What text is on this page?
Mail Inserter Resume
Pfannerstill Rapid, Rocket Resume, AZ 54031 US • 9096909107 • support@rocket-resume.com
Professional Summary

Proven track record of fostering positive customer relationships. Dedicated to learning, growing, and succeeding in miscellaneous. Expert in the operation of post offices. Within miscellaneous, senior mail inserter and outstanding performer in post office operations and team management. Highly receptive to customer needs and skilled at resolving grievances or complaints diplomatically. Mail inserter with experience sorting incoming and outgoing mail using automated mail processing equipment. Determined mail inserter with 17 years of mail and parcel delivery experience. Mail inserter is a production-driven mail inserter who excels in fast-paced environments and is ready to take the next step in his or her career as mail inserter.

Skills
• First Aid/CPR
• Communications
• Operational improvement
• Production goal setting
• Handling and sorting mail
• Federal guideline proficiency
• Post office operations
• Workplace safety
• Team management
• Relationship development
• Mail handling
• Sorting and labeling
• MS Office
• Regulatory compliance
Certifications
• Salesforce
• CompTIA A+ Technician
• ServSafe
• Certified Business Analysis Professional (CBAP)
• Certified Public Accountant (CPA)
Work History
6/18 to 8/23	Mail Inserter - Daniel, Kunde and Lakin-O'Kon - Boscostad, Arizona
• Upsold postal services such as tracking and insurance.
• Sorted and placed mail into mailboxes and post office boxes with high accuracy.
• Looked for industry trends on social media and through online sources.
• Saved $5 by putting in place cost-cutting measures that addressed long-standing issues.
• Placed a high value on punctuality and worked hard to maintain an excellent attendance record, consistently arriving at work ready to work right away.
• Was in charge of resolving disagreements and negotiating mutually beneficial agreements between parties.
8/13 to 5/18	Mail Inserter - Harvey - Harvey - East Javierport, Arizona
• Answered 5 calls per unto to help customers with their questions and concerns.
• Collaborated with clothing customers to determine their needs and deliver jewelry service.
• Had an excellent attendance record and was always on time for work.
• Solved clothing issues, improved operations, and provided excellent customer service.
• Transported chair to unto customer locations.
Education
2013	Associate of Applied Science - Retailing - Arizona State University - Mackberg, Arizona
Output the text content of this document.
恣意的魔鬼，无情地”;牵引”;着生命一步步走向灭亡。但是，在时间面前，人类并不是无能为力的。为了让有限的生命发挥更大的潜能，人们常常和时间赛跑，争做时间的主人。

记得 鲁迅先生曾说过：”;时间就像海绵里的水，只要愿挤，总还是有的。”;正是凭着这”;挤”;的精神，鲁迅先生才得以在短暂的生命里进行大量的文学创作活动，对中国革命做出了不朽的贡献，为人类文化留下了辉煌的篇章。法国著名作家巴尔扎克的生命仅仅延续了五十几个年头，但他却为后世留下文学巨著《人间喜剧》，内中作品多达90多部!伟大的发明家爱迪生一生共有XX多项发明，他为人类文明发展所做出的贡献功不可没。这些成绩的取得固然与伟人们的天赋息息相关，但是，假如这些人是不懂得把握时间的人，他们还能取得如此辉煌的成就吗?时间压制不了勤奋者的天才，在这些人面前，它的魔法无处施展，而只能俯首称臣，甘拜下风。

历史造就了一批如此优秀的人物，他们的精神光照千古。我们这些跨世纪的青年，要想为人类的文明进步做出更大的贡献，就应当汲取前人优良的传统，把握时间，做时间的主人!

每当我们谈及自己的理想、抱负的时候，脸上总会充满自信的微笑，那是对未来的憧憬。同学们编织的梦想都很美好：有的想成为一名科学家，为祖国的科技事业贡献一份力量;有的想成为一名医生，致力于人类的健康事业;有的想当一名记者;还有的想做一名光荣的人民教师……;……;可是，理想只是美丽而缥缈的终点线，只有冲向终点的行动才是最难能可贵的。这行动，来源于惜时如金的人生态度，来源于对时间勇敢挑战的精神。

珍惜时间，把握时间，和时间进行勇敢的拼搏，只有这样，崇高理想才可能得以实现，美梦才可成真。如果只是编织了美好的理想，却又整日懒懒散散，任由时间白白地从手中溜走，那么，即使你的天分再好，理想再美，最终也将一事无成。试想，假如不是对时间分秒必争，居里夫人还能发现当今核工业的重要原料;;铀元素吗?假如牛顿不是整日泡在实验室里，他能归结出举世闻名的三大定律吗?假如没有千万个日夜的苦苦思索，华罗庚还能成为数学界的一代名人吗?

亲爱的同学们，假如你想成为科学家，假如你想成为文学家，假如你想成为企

● ● ● ● ● ● ●

## Exercise objective
Repeat every entry exactly, please.

## Completed exercise
What text is on this page?
Mail Inserter Resume
Pfannerstill Rapid, Rocket Resume, AZ 54031 US • 9096909107 • support@rocket-resume.com
Professional Summary

Proven track record of fostering positive customer relationships. Dedicated to learning, growing, and succeeding in miscellaneous. Expert in the operation of post offices. Within miscellaneous, senior mail inserter and outstanding performer in post office operations and team management. Highly receptive to customer needs and skilled at resolving grievances or complaints diplomatically. Mail inserter with experience sorting incoming and outgoing mail using automated mail processing equipment. Determined mail inserter with 17 years of mail and parcel delivery experience. Mail inserter is a production-driven mail inserter who excels in fast-paced environments and is ready to take the next step in his or her career as mail inserter.

Skills
• First Aid/CPR
• Communications
• Operational improvement
• Production goal setting
• Handling and sorting mail
• Federal guideline proficiency
• Post office operations
• Workplace safety
• Team management
• Relationship development
• Mail handling
• Sorting and labeling
• MS Office
• Regulatory compliance
Certifications
• Salesforce
• CompTIA A+ Technician
• ServSafe
• Certified Business Analysis Professional (CBAP)
• Certified Public Accountant (CPA)
Work History
6/18 to 8/23	Mail Inserter - Daniel, Kunde and Lakin-O'Kon - Boscostad, Arizona
• Upsold postal services such as tracking and insurance.
• Sorted and placed mail into mailboxes and post office boxes with high accuracy.
• Looked for industry trends on social media and through online sources.
• Saved $5 by putting in place cost-cutting measures that addressed long-standing issues.
• Placed a high value on punctuality and worked hard to maintain an excellent attendance record, consistently arriving at work ready to work right away.
• Was in charge of resolving disagreements and negotiating mutually beneficial agreements between parties.
8/13 to 5/18	Mail Inserter - Harvey - Harvey - East Javierport, Arizona
• Answered 5 calls per unto to help customers with their questions and concerns.
• Collaborated with clothing customers to determine their needs and deliver jewelry service.
• Had an excellent attendance record and was always on time for work.
• Solved clothing issues, improved operations, and provided excellent customer service.
• Transported chair to unto customer locations.
Education
2013	Associate of Applied Science - Retailing - Arizona State University - Mackberg, Arizona
Output the text content of this document.
恣意的魔鬼，无情地”;牵引”;着生命一步步走向灭亡。但是，在时间面前，人类并不是无能为力的。为了让有限的生命发挥更大的潜能，人们常常和时间赛跑，争做时间的主人。

记得 鲁迅先生曾说过：”;时间就像海绵里的水，只要愿挤，总还是有的。”;正是凭着这”;挤”;的精神，鲁迅先生才得以在短暂的生命里进行大量的文学创作活动，对中国革命做出了不朽的贡献，为人类文化留下了辉煌的篇章。法国著名作家巴尔扎克的生命仅仅延续了五十几个年头，但他却为后世留下文学巨著《人间喜剧》，内中作品多达90多部!伟大的发明家爱迪生一生共有XX多项发明，他为人类文明发展所做出的贡献功不可没。这些成绩的取得固然与伟人们的天赋息息相关，但是，假如这些人是不懂得把握时间的人，他们还能取得如此辉煌的成就吗?时间压制不了勤奋者的天才，在这些人面前，它的魔法无处施展，而只能俯首称臣，甘拜下风。

历史造就了一批如此优秀的人物，他们的精神光照千古。我们这些跨世纪的青年，要想为人类的文明进步做出更大的贡献，就应当汲取前人优良的传统，把握时间，做时间的主人!

每当我们谈及自己的理想、抱负的时候，脸上总会充满自信的微笑，那是对未来的憧憬。同学们编织的梦想都很美好：有的想成为一名科学家，为祖国的科技事业贡献一份力量;有的想成为一名医生，致力于人类的健康事业;有的想当一名记者;还有的想做一名光荣的人民教师……;……;可是，理想只是美丽而缥缈的终点线，只有冲向终点的行动才是最难能可贵的。这行动，来源于惜时如金的人生态度，来源于对时间勇敢挑战的精神。

珍惜时间，把握时间，和时间进行勇敢的拼搏，只有这样，崇高理想才可能得以实现，美梦才可成真。如果只是编织了美好的理想，却又整日懒懒散散，任由时间白白地从手中溜走，那么，即使你的天分再好，理想再美，最终也将一事无成。试想，假如不是对时间分秒必争，居里夫人还能发现当今核工业的重要原料;;铀元素吗?假如牛顿不是整日泡在实验室里，他能归结出举世闻名的三大定律吗?假如没有千万个日夜的苦苦思索，华罗庚还能成为数学界的一代名人吗?

亲爱的同学们，假如你想成为科学家，假如你想成为文学家，假如你想成为企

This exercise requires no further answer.